[Data supplied]
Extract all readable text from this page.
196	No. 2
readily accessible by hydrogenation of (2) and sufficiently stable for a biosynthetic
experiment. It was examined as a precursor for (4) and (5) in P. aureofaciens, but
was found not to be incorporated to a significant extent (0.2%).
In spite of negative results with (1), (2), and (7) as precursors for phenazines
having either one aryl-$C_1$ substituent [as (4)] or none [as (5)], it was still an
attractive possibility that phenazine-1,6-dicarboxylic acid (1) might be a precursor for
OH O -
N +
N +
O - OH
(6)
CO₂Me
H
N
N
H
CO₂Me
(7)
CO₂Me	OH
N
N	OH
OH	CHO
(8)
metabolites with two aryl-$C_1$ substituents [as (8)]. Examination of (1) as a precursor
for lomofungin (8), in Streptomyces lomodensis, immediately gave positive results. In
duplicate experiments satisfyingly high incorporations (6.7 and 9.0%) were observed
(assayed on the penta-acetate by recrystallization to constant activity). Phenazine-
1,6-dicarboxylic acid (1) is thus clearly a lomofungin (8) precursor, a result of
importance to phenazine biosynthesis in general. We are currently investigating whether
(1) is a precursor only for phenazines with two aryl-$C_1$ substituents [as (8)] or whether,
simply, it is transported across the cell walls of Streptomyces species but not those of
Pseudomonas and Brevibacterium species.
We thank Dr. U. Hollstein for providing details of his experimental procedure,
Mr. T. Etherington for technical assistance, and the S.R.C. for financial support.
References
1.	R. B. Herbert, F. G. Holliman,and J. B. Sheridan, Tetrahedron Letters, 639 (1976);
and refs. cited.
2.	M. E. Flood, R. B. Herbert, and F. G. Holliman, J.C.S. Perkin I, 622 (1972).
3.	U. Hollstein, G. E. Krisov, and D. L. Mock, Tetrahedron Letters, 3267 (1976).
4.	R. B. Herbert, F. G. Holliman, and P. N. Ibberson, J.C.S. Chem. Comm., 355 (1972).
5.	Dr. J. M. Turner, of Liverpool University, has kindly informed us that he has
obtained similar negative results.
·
[/Data supplied]
Exercise aim:
Note each line above that contains "Tetrahedron" and copy it out.

Final answer:
1.	R. B. Herbert, F. G. Holliman,and J. B. Sheridan, Tetrahedron Letters, 639 (1976);
3.	U. Hollstein, G. E. Krisov, and D. L. Mock, Tetrahedron Letters, 3267 (1976).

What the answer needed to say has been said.